━━ DATA EXCERPTS
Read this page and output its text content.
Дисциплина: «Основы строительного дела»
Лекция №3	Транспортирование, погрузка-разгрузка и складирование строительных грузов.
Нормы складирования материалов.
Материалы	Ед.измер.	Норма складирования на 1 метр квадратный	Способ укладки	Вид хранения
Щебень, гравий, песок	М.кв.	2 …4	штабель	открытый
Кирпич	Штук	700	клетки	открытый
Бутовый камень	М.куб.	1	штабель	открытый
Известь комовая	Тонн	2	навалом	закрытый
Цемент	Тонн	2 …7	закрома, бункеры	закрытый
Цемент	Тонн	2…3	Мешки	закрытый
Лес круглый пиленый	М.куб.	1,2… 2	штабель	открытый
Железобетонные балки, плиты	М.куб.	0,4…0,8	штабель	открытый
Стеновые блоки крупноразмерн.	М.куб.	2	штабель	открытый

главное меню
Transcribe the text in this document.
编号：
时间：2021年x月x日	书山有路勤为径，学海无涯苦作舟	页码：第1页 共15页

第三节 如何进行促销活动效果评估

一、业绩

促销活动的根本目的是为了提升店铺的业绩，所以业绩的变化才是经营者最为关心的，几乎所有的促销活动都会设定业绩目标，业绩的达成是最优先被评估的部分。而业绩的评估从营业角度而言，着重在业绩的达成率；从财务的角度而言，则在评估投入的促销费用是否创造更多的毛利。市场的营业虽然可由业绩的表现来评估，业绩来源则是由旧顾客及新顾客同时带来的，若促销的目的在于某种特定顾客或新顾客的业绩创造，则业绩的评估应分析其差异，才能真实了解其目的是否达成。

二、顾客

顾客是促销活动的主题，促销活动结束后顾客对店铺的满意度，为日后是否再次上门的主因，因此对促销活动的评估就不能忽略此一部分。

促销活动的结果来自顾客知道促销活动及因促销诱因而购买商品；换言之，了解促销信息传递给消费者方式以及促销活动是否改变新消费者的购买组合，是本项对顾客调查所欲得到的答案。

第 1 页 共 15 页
━━━━
• PROBLEM TO WORK ON: Print again each line of the listing above, exactly as it appears.

• ANSWER TO THIS EXERCISE:
Read this page and output its text content.
Дисциплина: «Основы строительного дела»
Лекция №3	Транспортирование, погрузка-разгрузка и складирование строительных грузов.
Нормы складирования материалов.
Материалы	Ед.измер.	Норма складирования на 1 метр квадратный	Способ укладки	Вид хранения
Щебень, гравий, песок	М.кв.	2 …4	штабель	открытый
Кирпич	Штук	700	клетки	открытый
Бутовый камень	М.куб.	1	штабель	открытый
Известь комовая	Тонн	2	навалом	закрытый
Цемент	Тонн	2 …7	закрома, бункеры	закрытый
Цемент	Тонн	2…3	Мешки	закрытый
Лес круглый пиленый	М.куб.	1,2… 2	штабель	открытый
Железобетонные балки, плиты	М.куб.	0,4…0,8	штабель	открытый
Стеновые блоки крупноразмерн.	М.куб.	2	штабель	открытый

главное меню
Transcribe the text in this document.
编号：
时间：2021年x月x日	书山有路勤为径，学海无涯苦作舟	页码：第1页 共15页

第三节 如何进行促销活动效果评估

一、业绩

促销活动的根本目的是为了提升店铺的业绩，所以业绩的变化才是经营者最为关心的，几乎所有的促销活动都会设定业绩目标，业绩的达成是最优先被评估的部分。而业绩的评估从营业角度而言，着重在业绩的达成率；从财务的角度而言，则在评估投入的促销费用是否创造更多的毛利。市场的营业虽然可由业绩的表现来评估，业绩来源则是由旧顾客及新顾客同时带来的，若促销的目的在于某种特定顾客或新顾客的业绩创造，则业绩的评估应分析其差异，才能真实了解其目的是否达成。

二、顾客

顾客是促销活动的主题，促销活动结束后顾客对店铺的满意度，为日后是否再次上门的主因，因此对促销活动的评估就不能忽略此一部分。

促销活动的结果来自顾客知道促销活动及因促销诱因而购买商品；换言之，了解促销信息传递给消费者方式以及促销活动是否改变新消费者的购买组合，是本项对顾客调查所欲得到的答案。

第 1 页 共 15 页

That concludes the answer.